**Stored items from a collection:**
■ ■ ■ ■ ■ ■ ■

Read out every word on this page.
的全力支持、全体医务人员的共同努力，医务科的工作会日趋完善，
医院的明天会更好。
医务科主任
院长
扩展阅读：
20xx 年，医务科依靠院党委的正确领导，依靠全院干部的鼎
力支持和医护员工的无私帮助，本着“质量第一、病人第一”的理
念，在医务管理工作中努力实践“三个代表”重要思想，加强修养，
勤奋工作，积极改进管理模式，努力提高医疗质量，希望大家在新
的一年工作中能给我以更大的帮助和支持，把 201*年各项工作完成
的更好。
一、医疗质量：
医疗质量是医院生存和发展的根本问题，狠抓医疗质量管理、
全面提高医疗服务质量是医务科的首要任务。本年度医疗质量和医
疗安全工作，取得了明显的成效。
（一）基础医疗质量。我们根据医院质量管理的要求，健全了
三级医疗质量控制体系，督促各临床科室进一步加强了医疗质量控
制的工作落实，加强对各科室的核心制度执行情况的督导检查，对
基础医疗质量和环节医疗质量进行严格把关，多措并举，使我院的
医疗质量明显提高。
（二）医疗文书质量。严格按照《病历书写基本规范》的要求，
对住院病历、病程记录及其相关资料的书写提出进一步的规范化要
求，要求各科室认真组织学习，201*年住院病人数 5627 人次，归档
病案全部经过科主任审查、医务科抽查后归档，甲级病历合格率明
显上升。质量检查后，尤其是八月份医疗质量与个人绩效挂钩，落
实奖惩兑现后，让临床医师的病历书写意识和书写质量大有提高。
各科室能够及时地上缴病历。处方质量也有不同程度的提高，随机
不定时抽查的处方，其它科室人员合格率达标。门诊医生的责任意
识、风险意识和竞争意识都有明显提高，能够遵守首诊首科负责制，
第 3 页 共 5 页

■ ■ ■ ■ ■ ■ ■

**TASK INSTRUCTIONS:** Extract the whole listing, character for character.

**FINAL RESULT:**
Read out every word on this page.
的全力支持、全体医务人员的共同努力，医务科的工作会日趋完善，
医院的明天会更好。
医务科主任
院长
扩展阅读：
20xx 年，医务科依靠院党委的正确领导，依靠全院干部的鼎
力支持和医护员工的无私帮助，本着“质量第一、病人第一”的理
念，在医务管理工作中努力实践“三个代表”重要思想，加强修养，
勤奋工作，积极改进管理模式，努力提高医疗质量，希望大家在新
的一年工作中能给我以更大的帮助和支持，把 201*年各项工作完成
的更好。
一、医疗质量：
医疗质量是医院生存和发展的根本问题，狠抓医疗质量管理、
全面提高医疗服务质量是医务科的首要任务。本年度医疗质量和医
疗安全工作，取得了明显的成效。
（一）基础医疗质量。我们根据医院质量管理的要求，健全了
三级医疗质量控制体系，督促各临床科室进一步加强了医疗质量控
制的工作落实，加强对各科室的核心制度执行情况的督导检查，对
基础医疗质量和环节医疗质量进行严格把关，多措并举，使我院的
医疗质量明显提高。
（二）医疗文书质量。严格按照《病历书写基本规范》的要求，
对住院病历、病程记录及其相关资料的书写提出进一步的规范化要
求，要求各科室认真组织学习，201*年住院病人数 5627 人次，归档
病案全部经过科主任审查、医务科抽查后归档，甲级病历合格率明
显上升。质量检查后，尤其是八月份医疗质量与个人绩效挂钩，落
实奖惩兑现后，让临床医师的病历书写意识和书写质量大有提高。
各科室能够及时地上缴病历。处方质量也有不同程度的提高，随机
不定时抽查的处方，其它科室人员合格率达标。门诊医生的责任意
识、风险意识和竞争意识都有明显提高，能够遵守首诊首科负责制，
第 3 页 共 5 页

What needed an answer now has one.